Exercise prompt ::
Extract the records below word for word and ignore the images.

::: Data :::

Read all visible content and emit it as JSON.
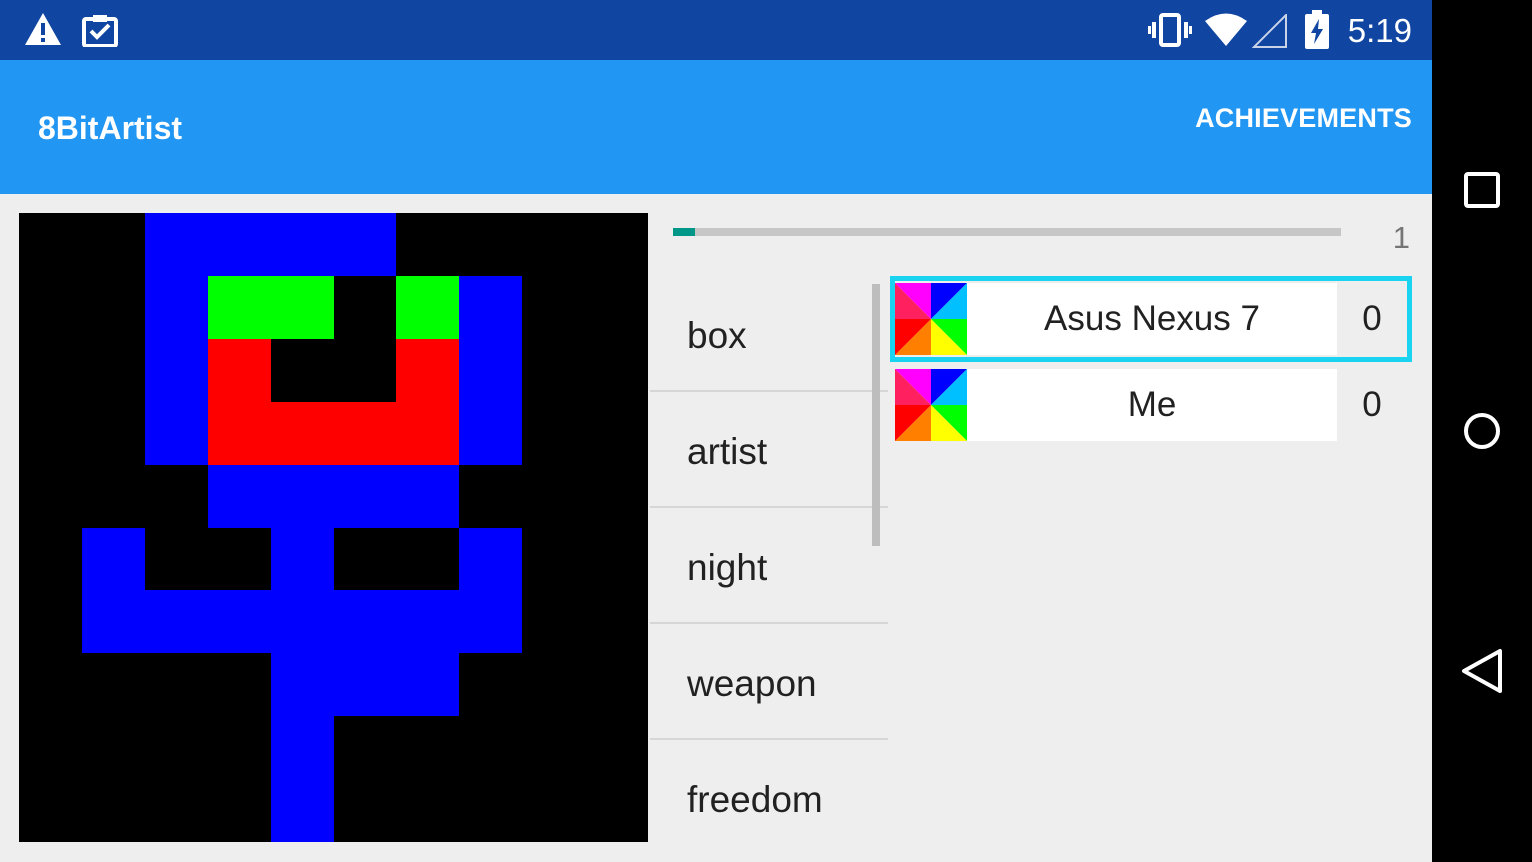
{
  "status_bar": {
    "time": "5:19",
    "left_icons": [
      "warning-icon",
      "clipboard-check-icon"
    ],
    "right_icons": [
      "vibrate-icon",
      "wifi-icon",
      "cell-signal-icon",
      "battery-charging-icon"
    ]
  },
  "app_bar": {
    "title": "8BitArtist",
    "action_label": "ACHIEVEMENTS",
    "color": "#2196f3"
  },
  "canvas": {
    "grid_size": "10x10",
    "background": "#000000",
    "palette": {
      "b": "#0000ff",
      "g": "#00ff00",
      "r": "#ff0000",
      "k": "#000000"
    },
    "rows": [
      "..bbbb....",
      "..bggkgb..",
      "..brkkrb..",
      "..brrrrb..",
      "...bbbb...",
      ".b..b..b..",
      ".bbbbbbb..",
      "....bbb...",
      "....b.....",
      "....b....."
    ]
  },
  "progress": {
    "fraction": 0.033,
    "count": "1",
    "track_color": "#c6c6c6",
    "fill_color": "#009688"
  },
  "words": [
    {
      "label": "box"
    },
    {
      "label": "artist"
    },
    {
      "label": "night"
    },
    {
      "label": "weapon"
    },
    {
      "label": "freedom"
    }
  ],
  "players": [
    {
      "name": "Asus Nexus 7",
      "score": "0",
      "selected": true,
      "avatar": "rainbow-pinwheel-icon"
    },
    {
      "name": "Me",
      "score": "0",
      "selected": false,
      "avatar": "rainbow-pinwheel-icon"
    }
  ],
  "nav_bar": {
    "buttons": [
      "recents-square-icon",
      "home-circle-icon",
      "back-triangle-icon"
    ]
  }
}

:::

Response to the exercise ::
Read all visible content and emit it as JSON.
{
  "status_bar": {
    "time": "5:19",
    "left_icons": [
      "warning-icon",
      "clipboard-check-icon"
    ],
    "right_icons": [
      "vibrate-icon",
      "wifi-icon",
      "cell-signal-icon",
      "battery-charging-icon"
    ]
  },
  "app_bar": {
    "title": "8BitArtist",
    "action_label": "ACHIEVEMENTS",
    "color": "#2196f3"
  },
  "canvas": {
    "grid_size": "10x10",
    "background": "#000000",
    "palette": {
      "b": "#0000ff",
      "g": "#00ff00",
      "r": "#ff0000",
      "k": "#000000"
    },
    "rows": [
      "..bbbb....",
      "..bggkgb..",
      "..brkkrb..",
      "..brrrrb..",
      "...bbbb...",
      ".b..b..b..",
      ".bbbbbbb..",
      "....bbb...",
      "....b.....",
      "....b....."
    ]
  },
  "progress": {
    "fraction": 0.033,
    "count": "1",
    "track_color": "#c6c6c6",
    "fill_color": "#009688"
  },
  "words": [
    {
      "label": "box"
    },
    {
      "label": "artist"
    },
    {
      "label": "night"
    },
    {
      "label": "weapon"
    },
    {
      "label": "freedom"
    }
  ],
  "players": [
    {
      "name": "Asus Nexus 7",
      "score": "0",
      "selected": true,
      "avatar": "rainbow-pinwheel-icon"
    },
    {
      "name": "Me",
      "score": "0",
      "selected": false,
      "avatar": "rainbow-pinwheel-icon"
    }
  ],
  "nav_bar": {
    "buttons": [
      "recents-square-icon",
      "home-circle-icon",
      "back-triangle-icon"
    ]
  }
}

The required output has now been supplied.